Items from a data source:
· · · · ·

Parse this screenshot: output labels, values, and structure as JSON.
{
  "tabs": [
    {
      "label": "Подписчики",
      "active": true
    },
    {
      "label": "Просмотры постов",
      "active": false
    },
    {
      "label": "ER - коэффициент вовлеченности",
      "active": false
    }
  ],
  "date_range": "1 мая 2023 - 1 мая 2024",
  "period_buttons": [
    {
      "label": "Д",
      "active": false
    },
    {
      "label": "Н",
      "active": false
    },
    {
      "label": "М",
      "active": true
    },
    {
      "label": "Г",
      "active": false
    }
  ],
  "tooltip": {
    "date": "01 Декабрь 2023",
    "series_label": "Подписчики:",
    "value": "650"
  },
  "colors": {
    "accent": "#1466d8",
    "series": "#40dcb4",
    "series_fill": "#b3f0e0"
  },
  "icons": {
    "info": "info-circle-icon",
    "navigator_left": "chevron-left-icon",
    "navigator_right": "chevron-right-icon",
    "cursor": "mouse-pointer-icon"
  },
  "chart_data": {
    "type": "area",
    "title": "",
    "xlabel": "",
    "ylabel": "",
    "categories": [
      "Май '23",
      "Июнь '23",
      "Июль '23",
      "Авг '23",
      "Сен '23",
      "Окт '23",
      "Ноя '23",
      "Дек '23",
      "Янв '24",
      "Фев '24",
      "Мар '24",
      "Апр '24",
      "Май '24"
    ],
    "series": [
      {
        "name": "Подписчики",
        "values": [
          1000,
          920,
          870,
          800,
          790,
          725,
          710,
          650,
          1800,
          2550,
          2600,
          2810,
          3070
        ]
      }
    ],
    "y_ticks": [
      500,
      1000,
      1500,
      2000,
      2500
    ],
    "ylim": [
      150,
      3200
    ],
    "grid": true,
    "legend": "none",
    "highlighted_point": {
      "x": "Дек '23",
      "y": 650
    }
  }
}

· · · · ·

Return all lines with the word "values" in them.

> [SOLUTION TO THE EXERCISE]
Parse this screenshot: output labels, values, and structure as JSON.
        "values": [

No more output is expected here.